Given instruction:
Would you transcribe all of the data exactly, down to the last character?

Entries shown:
--------------------
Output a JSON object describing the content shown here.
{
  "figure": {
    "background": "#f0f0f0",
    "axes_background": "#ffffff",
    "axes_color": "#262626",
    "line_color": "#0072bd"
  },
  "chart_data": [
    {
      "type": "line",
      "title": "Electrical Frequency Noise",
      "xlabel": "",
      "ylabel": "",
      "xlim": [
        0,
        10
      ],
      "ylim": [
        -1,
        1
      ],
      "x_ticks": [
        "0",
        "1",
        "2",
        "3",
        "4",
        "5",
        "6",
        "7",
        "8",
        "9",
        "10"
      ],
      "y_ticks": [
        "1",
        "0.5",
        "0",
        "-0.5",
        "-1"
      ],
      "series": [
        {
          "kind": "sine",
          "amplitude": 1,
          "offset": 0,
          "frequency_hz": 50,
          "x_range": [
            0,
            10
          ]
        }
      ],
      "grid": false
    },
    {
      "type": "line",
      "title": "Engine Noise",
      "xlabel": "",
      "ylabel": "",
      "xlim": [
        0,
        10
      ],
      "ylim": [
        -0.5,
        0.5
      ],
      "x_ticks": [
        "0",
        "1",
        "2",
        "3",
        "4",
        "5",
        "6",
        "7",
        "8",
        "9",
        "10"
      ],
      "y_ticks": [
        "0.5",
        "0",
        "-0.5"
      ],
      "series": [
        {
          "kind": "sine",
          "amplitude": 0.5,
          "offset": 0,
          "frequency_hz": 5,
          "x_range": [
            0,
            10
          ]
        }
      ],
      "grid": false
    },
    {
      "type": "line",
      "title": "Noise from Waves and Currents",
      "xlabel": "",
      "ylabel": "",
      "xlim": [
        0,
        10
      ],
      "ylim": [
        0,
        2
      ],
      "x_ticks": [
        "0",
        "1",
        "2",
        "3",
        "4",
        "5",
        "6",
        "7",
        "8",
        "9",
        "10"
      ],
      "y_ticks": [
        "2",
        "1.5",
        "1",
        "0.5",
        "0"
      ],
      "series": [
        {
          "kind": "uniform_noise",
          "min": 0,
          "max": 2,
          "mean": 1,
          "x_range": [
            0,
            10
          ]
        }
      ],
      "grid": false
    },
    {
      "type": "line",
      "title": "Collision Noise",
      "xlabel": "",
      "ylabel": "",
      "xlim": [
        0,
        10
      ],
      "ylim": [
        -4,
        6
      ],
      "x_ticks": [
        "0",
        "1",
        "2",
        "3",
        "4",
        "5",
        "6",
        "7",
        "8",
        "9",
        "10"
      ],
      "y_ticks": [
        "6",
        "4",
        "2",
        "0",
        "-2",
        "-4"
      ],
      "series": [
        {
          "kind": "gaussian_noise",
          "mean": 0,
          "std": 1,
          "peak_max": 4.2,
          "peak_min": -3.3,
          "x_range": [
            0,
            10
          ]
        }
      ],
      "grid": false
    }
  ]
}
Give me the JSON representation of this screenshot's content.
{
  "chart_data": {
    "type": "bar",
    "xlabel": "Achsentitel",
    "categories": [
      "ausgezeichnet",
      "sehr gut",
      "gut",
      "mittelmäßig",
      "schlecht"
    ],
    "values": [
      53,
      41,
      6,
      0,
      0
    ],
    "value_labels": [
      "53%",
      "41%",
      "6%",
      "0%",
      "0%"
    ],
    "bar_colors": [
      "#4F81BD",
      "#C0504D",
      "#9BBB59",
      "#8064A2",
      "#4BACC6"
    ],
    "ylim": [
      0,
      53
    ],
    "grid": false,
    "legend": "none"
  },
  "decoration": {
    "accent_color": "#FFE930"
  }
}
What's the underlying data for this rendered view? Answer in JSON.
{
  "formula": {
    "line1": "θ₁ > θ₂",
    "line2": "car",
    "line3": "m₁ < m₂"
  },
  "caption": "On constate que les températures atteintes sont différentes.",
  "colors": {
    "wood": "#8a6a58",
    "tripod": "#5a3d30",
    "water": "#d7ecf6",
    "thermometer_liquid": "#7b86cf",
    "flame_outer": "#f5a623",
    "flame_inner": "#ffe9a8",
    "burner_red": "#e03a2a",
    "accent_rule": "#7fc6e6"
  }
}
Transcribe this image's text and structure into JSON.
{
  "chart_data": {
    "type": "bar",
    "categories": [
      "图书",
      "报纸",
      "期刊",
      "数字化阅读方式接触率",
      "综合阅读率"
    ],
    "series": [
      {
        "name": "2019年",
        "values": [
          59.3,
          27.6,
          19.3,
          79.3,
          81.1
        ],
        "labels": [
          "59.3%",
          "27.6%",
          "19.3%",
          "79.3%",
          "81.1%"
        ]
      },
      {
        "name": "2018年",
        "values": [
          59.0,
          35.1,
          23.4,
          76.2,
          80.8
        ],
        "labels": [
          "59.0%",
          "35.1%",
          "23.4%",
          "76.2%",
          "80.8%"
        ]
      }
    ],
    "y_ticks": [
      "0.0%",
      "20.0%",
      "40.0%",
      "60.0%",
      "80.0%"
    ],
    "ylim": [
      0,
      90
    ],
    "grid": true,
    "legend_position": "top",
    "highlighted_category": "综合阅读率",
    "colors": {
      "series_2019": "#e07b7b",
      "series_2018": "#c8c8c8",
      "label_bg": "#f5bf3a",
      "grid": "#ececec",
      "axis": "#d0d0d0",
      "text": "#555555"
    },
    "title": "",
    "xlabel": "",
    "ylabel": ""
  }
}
--------------------
Response to this task:
Output a JSON object describing the content shown here.
{
  "figure": {
    "background": "#f0f0f0",
    "axes_background": "#ffffff",
    "axes_color": "#262626",
    "line_color": "#0072bd"
  },
  "chart_data": [
    {
      "type": "line",
      "title": "Electrical Frequency Noise",
      "xlabel": "",
      "ylabel": "",
      "xlim": [
        0,
        10
      ],
      "ylim": [
        -1,
        1
      ],
      "x_ticks": [
        "0",
        "1",
        "2",
        "3",
        "4",
        "5",
        "6",
        "7",
        "8",
        "9",
        "10"
      ],
      "y_ticks": [
        "1",
        "0.5",
        "0",
        "-0.5",
        "-1"
      ],
      "series": [
        {
          "kind": "sine",
          "amplitude": 1,
          "offset": 0,
          "frequency_hz": 50,
          "x_range": [
            0,
            10
          ]
        }
      ],
      "grid": false
    },
    {
      "type": "line",
      "title": "Engine Noise",
      "xlabel": "",
      "ylabel": "",
      "xlim": [
        0,
        10
      ],
      "ylim": [
        -0.5,
        0.5
      ],
      "x_ticks": [
        "0",
        "1",
        "2",
        "3",
        "4",
        "5",
        "6",
        "7",
        "8",
        "9",
        "10"
      ],
      "y_ticks": [
        "0.5",
        "0",
        "-0.5"
      ],
      "series": [
        {
          "kind": "sine",
          "amplitude": 0.5,
          "offset": 0,
          "frequency_hz": 5,
          "x_range": [
            0,
            10
          ]
        }
      ],
      "grid": false
    },
    {
      "type": "line",
      "title": "Noise from Waves and Currents",
      "xlabel": "",
      "ylabel": "",
      "xlim": [
        0,
        10
      ],
      "ylim": [
        0,
        2
      ],
      "x_ticks": [
        "0",
        "1",
        "2",
        "3",
        "4",
        "5",
        "6",
        "7",
        "8",
        "9",
        "10"
      ],
      "y_ticks": [
        "2",
        "1.5",
        "1",
        "0.5",
        "0"
      ],
      "series": [
        {
          "kind": "uniform_noise",
          "min": 0,
          "max": 2,
          "mean": 1,
          "x_range": [
            0,
            10
          ]
        }
      ],
      "grid": false
    },
    {
      "type": "line",
      "title": "Collision Noise",
      "xlabel": "",
      "ylabel": "",
      "xlim": [
        0,
        10
      ],
      "ylim": [
        -4,
        6
      ],
      "x_ticks": [
        "0",
        "1",
        "2",
        "3",
        "4",
        "5",
        "6",
        "7",
        "8",
        "9",
        "10"
      ],
      "y_ticks": [
        "6",
        "4",
        "2",
        "0",
        "-2",
        "-4"
      ],
      "series": [
        {
          "kind": "gaussian_noise",
          "mean": 0,
          "std": 1,
          "peak_max": 4.2,
          "peak_min": -3.3,
          "x_range": [
            0,
            10
          ]
        }
      ],
      "grid": false
    }
  ]
}
Give me the JSON representation of this screenshot's content.
{
  "chart_data": {
    "type": "bar",
    "xlabel": "Achsentitel",
    "categories": [
      "ausgezeichnet",
      "sehr gut",
      "gut",
      "mittelmäßig",
      "schlecht"
    ],
    "values": [
      53,
      41,
      6,
      0,
      0
    ],
    "value_labels": [
      "53%",
      "41%",
      "6%",
      "0%",
      "0%"
    ],
    "bar_colors": [
      "#4F81BD",
      "#C0504D",
      "#9BBB59",
      "#8064A2",
      "#4BACC6"
    ],
    "ylim": [
      0,
      53
    ],
    "grid": false,
    "legend": "none"
  },
  "decoration": {
    "accent_color": "#FFE930"
  }
}
What's the underlying data for this rendered view? Answer in JSON.
{
  "formula": {
    "line1": "θ₁ > θ₂",
    "line2": "car",
    "line3": "m₁ < m₂"
  },
  "caption": "On constate que les températures atteintes sont différentes.",
  "colors": {
    "wood": "#8a6a58",
    "tripod": "#5a3d30",
    "water": "#d7ecf6",
    "thermometer_liquid": "#7b86cf",
    "flame_outer": "#f5a623",
    "flame_inner": "#ffe9a8",
    "burner_red": "#e03a2a",
    "accent_rule": "#7fc6e6"
  }
}
Transcribe this image's text and structure into JSON.
{
  "chart_data": {
    "type": "bar",
    "categories": [
      "图书",
      "报纸",
      "期刊",
      "数字化阅读方式接触率",
      "综合阅读率"
    ],
    "series": [
      {
        "name": "2019年",
        "values": [
          59.3,
          27.6,
          19.3,
          79.3,
          81.1
        ],
        "labels": [
          "59.3%",
          "27.6%",
          "19.3%",
          "79.3%",
          "81.1%"
        ]
      },
      {
        "name": "2018年",
        "values": [
          59.0,
          35.1,
          23.4,
          76.2,
          80.8
        ],
        "labels": [
          "59.0%",
          "35.1%",
          "23.4%",
          "76.2%",
          "80.8%"
        ]
      }
    ],
    "y_ticks": [
      "0.0%",
      "20.0%",
      "40.0%",
      "60.0%",
      "80.0%"
    ],
    "ylim": [
      0,
      90
    ],
    "grid": true,
    "legend_position": "top",
    "highlighted_category": "综合阅读率",
    "colors": {
      "series_2019": "#e07b7b",
      "series_2018": "#c8c8c8",
      "label_bg": "#f5bf3a",
      "grid": "#ececec",
      "axis": "#d0d0d0",
      "text": "#555555"
    },
    "title": "",
    "xlabel": "",
    "ylabel": ""
  }
}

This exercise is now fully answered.